**Goal:**
All the records that follow need to be reproduced exactly. Omit the images.
[Listing start]
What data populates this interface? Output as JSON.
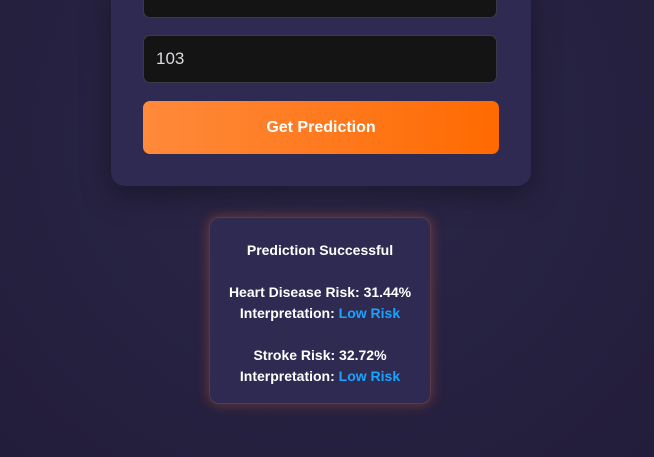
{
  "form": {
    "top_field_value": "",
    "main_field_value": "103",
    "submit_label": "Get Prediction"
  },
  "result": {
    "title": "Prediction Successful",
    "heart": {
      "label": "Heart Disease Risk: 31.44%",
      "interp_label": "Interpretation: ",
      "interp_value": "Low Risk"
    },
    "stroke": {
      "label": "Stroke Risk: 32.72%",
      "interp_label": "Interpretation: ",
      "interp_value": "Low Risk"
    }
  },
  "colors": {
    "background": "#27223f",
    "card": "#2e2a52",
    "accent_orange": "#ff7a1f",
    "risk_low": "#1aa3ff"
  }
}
[Listing end]
**Task result:**
What data populates this interface? Output as JSON.
{
  "form": {
    "top_field_value": "",
    "main_field_value": "103",
    "submit_label": "Get Prediction"
  },
  "result": {
    "title": "Prediction Successful",
    "heart": {
      "label": "Heart Disease Risk: 31.44%",
      "interp_label": "Interpretation: ",
      "interp_value": "Low Risk"
    },
    "stroke": {
      "label": "Stroke Risk: 32.72%",
      "interp_label": "Interpretation: ",
      "interp_value": "Low Risk"
    }
  },
  "colors": {
    "background": "#27223f",
    "card": "#2e2a52",
    "accent_orange": "#ff7a1f",
    "risk_low": "#1aa3ff"
  }
}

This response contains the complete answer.